EXCERPT:
It has therefore already been proposed to provide damping structure that
prevents vibrations from the refrigerator from being transmitted through
the pump housing to the recipient. German OS No. 36 90 477 and U.S. Pat.
No. 4,363,217 disclose damping structure that includes bellows systems
combined with various damping agents (for example elastomers, damping
material surrounding the bellows, wire suspension systems, and magnetic
fields). Damping mechanisms of the type disclosed in these publications
are relatively technically complex, and require excessive amounts of
space.
European Application No. 19 426 discloses an apparatus in which a cryogenic
pump is suspended from an associated recipient in a pendulum arrangement,
using a spring bellows. This design, like those previously described, uses
an expensive and delicate bellows. Furthermore, such an arrangement is
ineffective when the displacement members of the refrigerator reciprocate
or oscillate along the axis of distension of the spring bellows.
It can thus be seen that there exists a need for a refrigerator operated
apparatus of the type described in which the cryogenic pump housing is
coupled to the refrigerator housing with a structure that includes a
simple, yet efficient, damping mechanism.

GIVEN ENTRIES:

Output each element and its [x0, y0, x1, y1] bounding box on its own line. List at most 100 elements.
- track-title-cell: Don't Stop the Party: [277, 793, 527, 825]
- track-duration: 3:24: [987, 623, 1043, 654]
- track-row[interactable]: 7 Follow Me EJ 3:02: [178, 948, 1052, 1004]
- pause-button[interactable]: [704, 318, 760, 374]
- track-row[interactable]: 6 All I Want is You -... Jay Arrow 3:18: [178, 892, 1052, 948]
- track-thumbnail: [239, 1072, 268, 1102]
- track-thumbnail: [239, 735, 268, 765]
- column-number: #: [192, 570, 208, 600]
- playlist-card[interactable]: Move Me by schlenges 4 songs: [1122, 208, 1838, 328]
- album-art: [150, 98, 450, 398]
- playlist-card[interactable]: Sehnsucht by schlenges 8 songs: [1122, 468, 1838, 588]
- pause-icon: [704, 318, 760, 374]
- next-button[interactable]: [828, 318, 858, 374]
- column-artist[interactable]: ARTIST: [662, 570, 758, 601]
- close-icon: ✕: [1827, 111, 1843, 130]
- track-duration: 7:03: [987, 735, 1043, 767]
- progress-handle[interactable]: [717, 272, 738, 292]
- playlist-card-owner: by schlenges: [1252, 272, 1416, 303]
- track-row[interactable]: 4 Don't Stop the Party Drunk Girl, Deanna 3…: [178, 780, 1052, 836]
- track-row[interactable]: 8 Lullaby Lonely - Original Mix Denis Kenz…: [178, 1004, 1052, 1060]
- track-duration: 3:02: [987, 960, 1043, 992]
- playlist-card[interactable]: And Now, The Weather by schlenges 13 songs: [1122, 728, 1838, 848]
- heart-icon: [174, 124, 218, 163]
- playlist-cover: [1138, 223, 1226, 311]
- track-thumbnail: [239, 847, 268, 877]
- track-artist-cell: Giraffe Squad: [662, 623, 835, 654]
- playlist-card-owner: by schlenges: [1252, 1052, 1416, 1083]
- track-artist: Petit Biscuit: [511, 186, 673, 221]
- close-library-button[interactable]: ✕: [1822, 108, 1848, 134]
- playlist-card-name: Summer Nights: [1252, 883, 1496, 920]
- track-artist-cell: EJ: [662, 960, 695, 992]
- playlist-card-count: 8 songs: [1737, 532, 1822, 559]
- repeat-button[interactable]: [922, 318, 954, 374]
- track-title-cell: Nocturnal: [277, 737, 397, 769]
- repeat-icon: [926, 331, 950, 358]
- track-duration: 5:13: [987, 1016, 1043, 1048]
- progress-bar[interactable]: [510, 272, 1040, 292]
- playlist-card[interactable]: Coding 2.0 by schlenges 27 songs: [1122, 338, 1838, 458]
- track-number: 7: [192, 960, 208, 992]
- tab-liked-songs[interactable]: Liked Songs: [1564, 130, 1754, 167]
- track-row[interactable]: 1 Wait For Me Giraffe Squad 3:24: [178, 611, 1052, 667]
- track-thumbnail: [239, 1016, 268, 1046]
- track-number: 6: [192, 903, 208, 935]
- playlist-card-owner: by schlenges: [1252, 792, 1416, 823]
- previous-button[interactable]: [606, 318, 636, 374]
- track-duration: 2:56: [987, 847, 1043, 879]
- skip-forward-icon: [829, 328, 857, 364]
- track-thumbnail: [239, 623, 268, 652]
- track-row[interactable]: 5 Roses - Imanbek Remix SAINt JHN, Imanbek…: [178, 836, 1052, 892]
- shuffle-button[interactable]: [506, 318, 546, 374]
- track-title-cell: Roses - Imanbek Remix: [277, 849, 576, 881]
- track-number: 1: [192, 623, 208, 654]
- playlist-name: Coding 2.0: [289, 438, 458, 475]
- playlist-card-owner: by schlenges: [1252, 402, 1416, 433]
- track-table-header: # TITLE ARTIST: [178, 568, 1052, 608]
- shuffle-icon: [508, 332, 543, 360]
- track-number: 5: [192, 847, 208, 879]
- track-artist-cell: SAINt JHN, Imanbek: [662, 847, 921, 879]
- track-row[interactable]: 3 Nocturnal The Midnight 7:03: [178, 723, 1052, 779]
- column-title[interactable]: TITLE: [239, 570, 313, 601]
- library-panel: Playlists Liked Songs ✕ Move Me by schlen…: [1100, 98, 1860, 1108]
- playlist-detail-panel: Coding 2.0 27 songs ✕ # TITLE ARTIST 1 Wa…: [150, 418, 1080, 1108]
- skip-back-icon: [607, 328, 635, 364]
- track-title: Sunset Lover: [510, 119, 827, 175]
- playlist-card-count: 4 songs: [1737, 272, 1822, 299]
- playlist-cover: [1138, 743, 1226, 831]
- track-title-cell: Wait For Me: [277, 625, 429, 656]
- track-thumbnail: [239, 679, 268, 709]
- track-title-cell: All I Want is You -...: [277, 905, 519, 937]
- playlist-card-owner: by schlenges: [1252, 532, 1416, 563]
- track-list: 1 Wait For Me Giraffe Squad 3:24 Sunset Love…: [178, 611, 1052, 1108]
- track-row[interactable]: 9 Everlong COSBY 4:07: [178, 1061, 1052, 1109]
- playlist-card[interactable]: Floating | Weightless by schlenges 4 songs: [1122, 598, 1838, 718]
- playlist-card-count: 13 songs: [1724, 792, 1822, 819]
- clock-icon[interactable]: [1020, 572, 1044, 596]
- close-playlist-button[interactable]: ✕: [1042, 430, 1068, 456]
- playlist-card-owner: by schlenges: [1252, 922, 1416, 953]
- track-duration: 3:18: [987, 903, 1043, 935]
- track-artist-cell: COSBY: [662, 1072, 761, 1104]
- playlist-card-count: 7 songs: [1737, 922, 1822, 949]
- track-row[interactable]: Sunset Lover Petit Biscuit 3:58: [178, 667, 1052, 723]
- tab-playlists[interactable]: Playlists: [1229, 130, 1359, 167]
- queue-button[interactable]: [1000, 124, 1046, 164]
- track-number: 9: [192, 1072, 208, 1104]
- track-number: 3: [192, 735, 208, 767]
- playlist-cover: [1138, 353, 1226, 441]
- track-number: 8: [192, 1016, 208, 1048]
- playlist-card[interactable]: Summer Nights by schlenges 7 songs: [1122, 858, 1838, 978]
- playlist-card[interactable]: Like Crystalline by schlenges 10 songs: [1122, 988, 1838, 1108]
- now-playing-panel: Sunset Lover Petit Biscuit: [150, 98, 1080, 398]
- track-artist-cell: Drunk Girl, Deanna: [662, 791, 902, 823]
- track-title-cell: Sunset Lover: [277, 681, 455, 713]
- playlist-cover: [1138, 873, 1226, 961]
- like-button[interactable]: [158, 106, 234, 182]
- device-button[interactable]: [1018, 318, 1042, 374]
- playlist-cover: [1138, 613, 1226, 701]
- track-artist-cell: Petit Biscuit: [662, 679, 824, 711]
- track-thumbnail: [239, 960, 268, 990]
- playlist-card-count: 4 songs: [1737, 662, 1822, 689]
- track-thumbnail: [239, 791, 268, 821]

TASKS TO COMPLETE:
(a) From the cryogenic pump passage, quote the words between "No. 4,363,217 disclose" and "the spring bellows.", inclusive.
(b) In the cryogenic pump passage, what does the apparatus in European Application No. 19 426 use to suspend the cryogenic pump from its recipient?
(c) Write the next part of the cryogenic pump passage, picking up after its final sentence.
The material that comes after the cryogenic pump passage has no connection to it.

TASK ANSWERS:
(a)
No. 4,363,217 disclose damping structure that includes bellows systems
combined with various damping agents (for example elastomers, damping
material surrounding the bellows, wire suspension systems, and magnetic
fields). Damping mechanisms of the type disclosed in these publications
are relatively technically complex, and require excessive amounts of
space.
European Application No. 19 426 discloses an apparatus in which a cryogenic
pump is suspended from an associated recipient in a pendulum arrangement,
using a spring bellows. This design, like those previously described, uses
an expensive and delicate bellows. Furthermore, such an arrangement is
ineffective when the displacement members of the refrigerator reciprocate
or oscillate along the axis of distension of the spring bellows.

(b) A spring bellows.

(c)
SUMMARY OF THE INVENTION
The present invention provides a refrigerator operated apparatus that
solves the shortcomings of previously known arrangements by providing,
between the housing of the cryogenic pump and the refrigerator housing, a
generally cylindrical member that is separated into two substantially
coaxial connecting sections by a separation space. The separation can
occur in the refrigerator housing itself, or in a connecting pipe between
the pump housing and the refrigerator housing. The connecting sections are
connected to one another using an elastic connecting ring. In such an
arrangement, the connecting ring performs two primary functions: first, it
functions as a damping element; second, it provides a vacuum-tight
connection between the two connecting sections. The connecting ring may be
formed from an elastomeric material such as perbunane, polyurethane, or
rubber (either natural rubber or silicone rubber). The material, however,
should be selected such that vibrations generated by the refrigerator are
not transmitted to the pump housing. In other words, the elastomeric
properties of the material chosen should be adapted to the mass of the
vibrating system.
Other objects and advantages of the present invention will become apparent
upon reference to the accompanying description when taken in conjunction
with the following drawings.
BRIEF DESCRIPTION OF THE DRAWINGS
FIG. 1 is a sectional view of a cryogenic pump embodying the present
invention.
FIG. 2 is a sectional view, partially broken away, of a second embodiment
of the invention.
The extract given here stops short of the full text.